» Work to be completed
Gather, from the data below, each line in which the word "Wave" occurs.

» Records to process

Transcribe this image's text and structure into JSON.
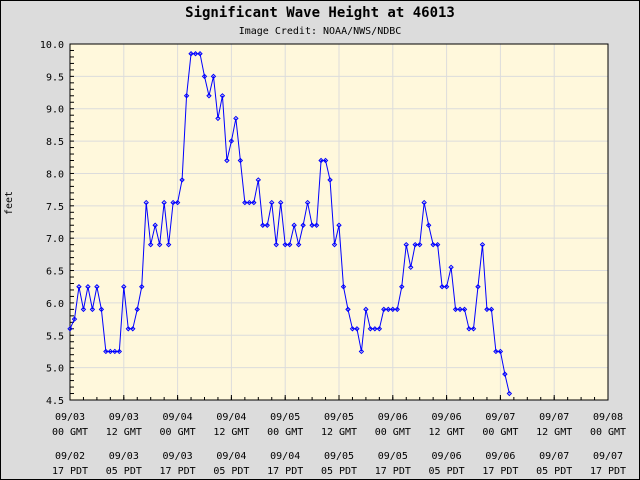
{
  "chart_data": {
    "type": "line",
    "title": "Significant Wave Height at 46013",
    "subtitle": "Image Credit: NOAA/NWS/NDBC",
    "xlabel": "",
    "ylabel": "feet",
    "ylim": [
      4.5,
      10.0
    ],
    "y_ticks": [
      "10.0",
      "9.5",
      "9.0",
      "8.5",
      "8.0",
      "7.5",
      "7.0",
      "6.5",
      "6.0",
      "5.5",
      "5.0",
      "4.5"
    ],
    "x_ticks_gmt": [
      [
        "09/03",
        "00 GMT"
      ],
      [
        "09/03",
        "12 GMT"
      ],
      [
        "09/04",
        "00 GMT"
      ],
      [
        "09/04",
        "12 GMT"
      ],
      [
        "09/05",
        "00 GMT"
      ],
      [
        "09/05",
        "12 GMT"
      ],
      [
        "09/06",
        "00 GMT"
      ],
      [
        "09/06",
        "12 GMT"
      ],
      [
        "09/07",
        "00 GMT"
      ],
      [
        "09/07",
        "12 GMT"
      ],
      [
        "09/08",
        "00 GMT"
      ]
    ],
    "x_ticks_pdt": [
      [
        "09/02",
        "17 PDT"
      ],
      [
        "09/03",
        "05 PDT"
      ],
      [
        "09/03",
        "17 PDT"
      ],
      [
        "09/04",
        "05 PDT"
      ],
      [
        "09/04",
        "17 PDT"
      ],
      [
        "09/05",
        "05 PDT"
      ],
      [
        "09/05",
        "17 PDT"
      ],
      [
        "09/06",
        "05 PDT"
      ],
      [
        "09/06",
        "17 PDT"
      ],
      [
        "09/07",
        "05 PDT"
      ],
      [
        "09/07",
        "17 PDT"
      ]
    ],
    "x_range_hours": [
      0,
      120
    ],
    "x_start": "09/03 00 GMT",
    "x_step_hours": 1,
    "grid": true,
    "series": [
      {
        "name": "Significant Wave Height",
        "color": "#0000ff",
        "values": [
          5.6,
          5.75,
          6.25,
          5.9,
          6.25,
          5.9,
          6.25,
          5.9,
          5.25,
          5.25,
          5.25,
          5.25,
          6.25,
          5.6,
          5.6,
          5.9,
          6.25,
          7.55,
          6.9,
          7.2,
          6.9,
          7.55,
          6.9,
          7.55,
          7.55,
          7.9,
          9.2,
          9.85,
          9.85,
          9.85,
          9.5,
          9.2,
          9.5,
          8.85,
          9.2,
          8.2,
          8.5,
          8.85,
          8.2,
          7.55,
          7.55,
          7.55,
          7.9,
          7.2,
          7.2,
          7.55,
          6.9,
          7.55,
          6.9,
          6.9,
          7.2,
          6.9,
          7.2,
          7.55,
          7.2,
          7.2,
          8.2,
          8.2,
          7.9,
          6.9,
          7.2,
          6.25,
          5.9,
          5.6,
          5.6,
          5.25,
          5.9,
          5.6,
          5.6,
          5.6,
          5.9,
          5.9,
          5.9,
          5.9,
          6.25,
          6.9,
          6.55,
          6.9,
          6.9,
          7.55,
          7.2,
          6.9,
          6.9,
          6.25,
          6.25,
          6.55,
          5.9,
          5.9,
          5.9,
          5.6,
          5.6,
          6.25,
          6.9,
          5.9,
          5.9,
          5.25,
          5.25,
          4.9,
          4.6
        ]
      }
    ]
  },
  "colors": {
    "background": "#dcdcdc",
    "plot_background": "#fff8dc",
    "grid": "#dcdcdc",
    "line": "#0000ff"
  }
}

» Problem solution
    "title": "Significant Wave Height at 46013",
        "name": "Significant Wave Height",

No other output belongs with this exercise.